### [Set task]
Pictures do not belong in the copy; quote every entry below exactly.

──────────────────────────────

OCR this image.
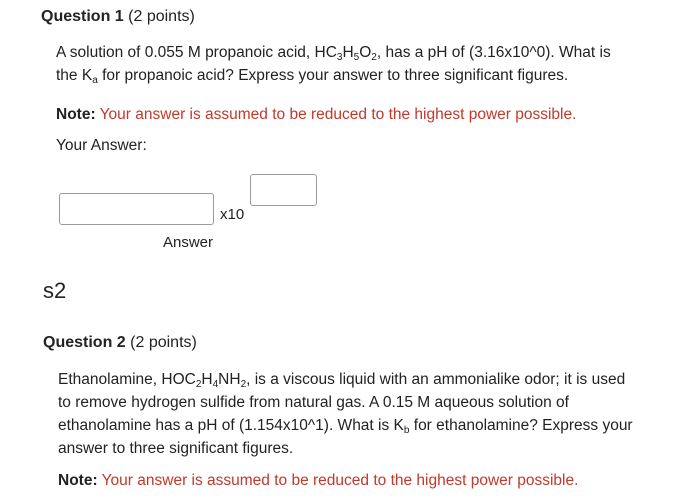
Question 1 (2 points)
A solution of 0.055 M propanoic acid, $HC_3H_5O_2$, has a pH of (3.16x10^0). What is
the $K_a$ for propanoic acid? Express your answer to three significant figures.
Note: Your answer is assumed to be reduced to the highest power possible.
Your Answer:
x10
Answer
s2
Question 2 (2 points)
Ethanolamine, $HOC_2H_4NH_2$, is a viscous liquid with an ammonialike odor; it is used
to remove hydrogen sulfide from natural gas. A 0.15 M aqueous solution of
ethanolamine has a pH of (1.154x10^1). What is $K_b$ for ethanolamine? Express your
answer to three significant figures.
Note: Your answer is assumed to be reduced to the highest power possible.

──────────────────────────────

### [Answer to this problem]
OCR this image.
Question 1 (2 points)
A solution of 0.055 M propanoic acid, $HC_3H_5O_2$, has a pH of (3.16x10^0). What is
the $K_a$ for propanoic acid? Express your answer to three significant figures.
Note: Your answer is assumed to be reduced to the highest power possible.
Your Answer:
x10
Answer
s2
Question 2 (2 points)
Ethanolamine, $HOC_2H_4NH_2$, is a viscous liquid with an ammonialike odor; it is used
to remove hydrogen sulfide from natural gas. A 0.15 M aqueous solution of
ethanolamine has a pH of (1.154x10^1). What is $K_b$ for ethanolamine? Express your
answer to three significant figures.
Note: Your answer is assumed to be reduced to the highest power possible.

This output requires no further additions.